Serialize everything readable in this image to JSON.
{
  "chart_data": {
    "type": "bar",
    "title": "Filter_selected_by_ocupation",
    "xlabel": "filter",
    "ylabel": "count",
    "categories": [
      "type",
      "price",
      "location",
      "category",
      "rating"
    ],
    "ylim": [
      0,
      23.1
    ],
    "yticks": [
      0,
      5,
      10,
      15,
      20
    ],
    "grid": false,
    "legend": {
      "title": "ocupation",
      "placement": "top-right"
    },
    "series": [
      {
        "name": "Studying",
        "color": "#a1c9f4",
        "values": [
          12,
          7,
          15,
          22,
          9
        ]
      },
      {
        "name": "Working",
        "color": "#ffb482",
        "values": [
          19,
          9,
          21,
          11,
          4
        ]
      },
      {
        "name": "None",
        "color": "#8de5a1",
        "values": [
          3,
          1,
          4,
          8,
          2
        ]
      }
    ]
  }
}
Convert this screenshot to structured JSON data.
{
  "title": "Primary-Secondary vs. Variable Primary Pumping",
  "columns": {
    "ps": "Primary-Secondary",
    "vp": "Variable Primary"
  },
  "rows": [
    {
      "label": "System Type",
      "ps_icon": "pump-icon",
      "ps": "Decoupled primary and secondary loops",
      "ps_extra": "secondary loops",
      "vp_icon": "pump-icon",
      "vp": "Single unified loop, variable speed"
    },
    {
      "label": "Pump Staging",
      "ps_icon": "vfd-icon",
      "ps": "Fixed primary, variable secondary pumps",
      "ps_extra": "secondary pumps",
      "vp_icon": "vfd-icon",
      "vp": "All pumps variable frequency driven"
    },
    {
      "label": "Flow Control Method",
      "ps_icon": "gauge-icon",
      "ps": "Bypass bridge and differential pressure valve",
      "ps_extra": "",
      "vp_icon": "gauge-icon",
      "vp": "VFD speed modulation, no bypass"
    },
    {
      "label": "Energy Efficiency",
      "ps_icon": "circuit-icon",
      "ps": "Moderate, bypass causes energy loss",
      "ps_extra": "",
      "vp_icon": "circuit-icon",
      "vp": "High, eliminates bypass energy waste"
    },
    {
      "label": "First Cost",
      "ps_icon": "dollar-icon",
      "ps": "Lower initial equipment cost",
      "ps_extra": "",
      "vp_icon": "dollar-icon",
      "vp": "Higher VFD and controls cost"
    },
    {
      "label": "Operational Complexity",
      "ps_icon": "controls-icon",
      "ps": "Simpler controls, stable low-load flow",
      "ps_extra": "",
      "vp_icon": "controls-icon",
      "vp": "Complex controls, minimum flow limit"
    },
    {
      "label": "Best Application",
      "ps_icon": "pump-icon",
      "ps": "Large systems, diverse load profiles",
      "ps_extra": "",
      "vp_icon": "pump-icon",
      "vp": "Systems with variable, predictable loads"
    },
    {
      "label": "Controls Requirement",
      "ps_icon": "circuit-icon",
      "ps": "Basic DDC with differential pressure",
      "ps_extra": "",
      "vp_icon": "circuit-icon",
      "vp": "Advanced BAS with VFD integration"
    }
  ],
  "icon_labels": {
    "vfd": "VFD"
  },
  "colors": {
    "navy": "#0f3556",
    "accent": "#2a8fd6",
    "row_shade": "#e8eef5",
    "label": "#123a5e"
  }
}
______
**What the task asks:** Retype the whole listing above exactly.

**Result of this exercise:**
Serialize everything readable in this image to JSON.
{
  "chart_data": {
    "type": "bar",
    "title": "Filter_selected_by_ocupation",
    "xlabel": "filter",
    "ylabel": "count",
    "categories": [
      "type",
      "price",
      "location",
      "category",
      "rating"
    ],
    "ylim": [
      0,
      23.1
    ],
    "yticks": [
      0,
      5,
      10,
      15,
      20
    ],
    "grid": false,
    "legend": {
      "title": "ocupation",
      "placement": "top-right"
    },
    "series": [
      {
        "name": "Studying",
        "color": "#a1c9f4",
        "values": [
          12,
          7,
          15,
          22,
          9
        ]
      },
      {
        "name": "Working",
        "color": "#ffb482",
        "values": [
          19,
          9,
          21,
          11,
          4
        ]
      },
      {
        "name": "None",
        "color": "#8de5a1",
        "values": [
          3,
          1,
          4,
          8,
          2
        ]
      }
    ]
  }
}
Convert this screenshot to structured JSON data.
{
  "title": "Primary-Secondary vs. Variable Primary Pumping",
  "columns": {
    "ps": "Primary-Secondary",
    "vp": "Variable Primary"
  },
  "rows": [
    {
      "label": "System Type",
      "ps_icon": "pump-icon",
      "ps": "Decoupled primary and secondary loops",
      "ps_extra": "secondary loops",
      "vp_icon": "pump-icon",
      "vp": "Single unified loop, variable speed"
    },
    {
      "label": "Pump Staging",
      "ps_icon": "vfd-icon",
      "ps": "Fixed primary, variable secondary pumps",
      "ps_extra": "secondary pumps",
      "vp_icon": "vfd-icon",
      "vp": "All pumps variable frequency driven"
    },
    {
      "label": "Flow Control Method",
      "ps_icon": "gauge-icon",
      "ps": "Bypass bridge and differential pressure valve",
      "ps_extra": "",
      "vp_icon": "gauge-icon",
      "vp": "VFD speed modulation, no bypass"
    },
    {
      "label": "Energy Efficiency",
      "ps_icon": "circuit-icon",
      "ps": "Moderate, bypass causes energy loss",
      "ps_extra": "",
      "vp_icon": "circuit-icon",
      "vp": "High, eliminates bypass energy waste"
    },
    {
      "label": "First Cost",
      "ps_icon": "dollar-icon",
      "ps": "Lower initial equipment cost",
      "ps_extra": "",
      "vp_icon": "dollar-icon",
      "vp": "Higher VFD and controls cost"
    },
    {
      "label": "Operational Complexity",
      "ps_icon": "controls-icon",
      "ps": "Simpler controls, stable low-load flow",
      "ps_extra": "",
      "vp_icon": "controls-icon",
      "vp": "Complex controls, minimum flow limit"
    },
    {
      "label": "Best Application",
      "ps_icon": "pump-icon",
      "ps": "Large systems, diverse load profiles",
      "ps_extra": "",
      "vp_icon": "pump-icon",
      "vp": "Systems with variable, predictable loads"
    },
    {
      "label": "Controls Requirement",
      "ps_icon": "circuit-icon",
      "ps": "Basic DDC with differential pressure",
      "ps_extra": "",
      "vp_icon": "circuit-icon",
      "vp": "Advanced BAS with VFD integration"
    }
  ],
  "icon_labels": {
    "vfd": "VFD"
  },
  "colors": {
    "navy": "#0f3556",
    "accent": "#2a8fd6",
    "row_shade": "#e8eef5",
    "label": "#123a5e"
  }
}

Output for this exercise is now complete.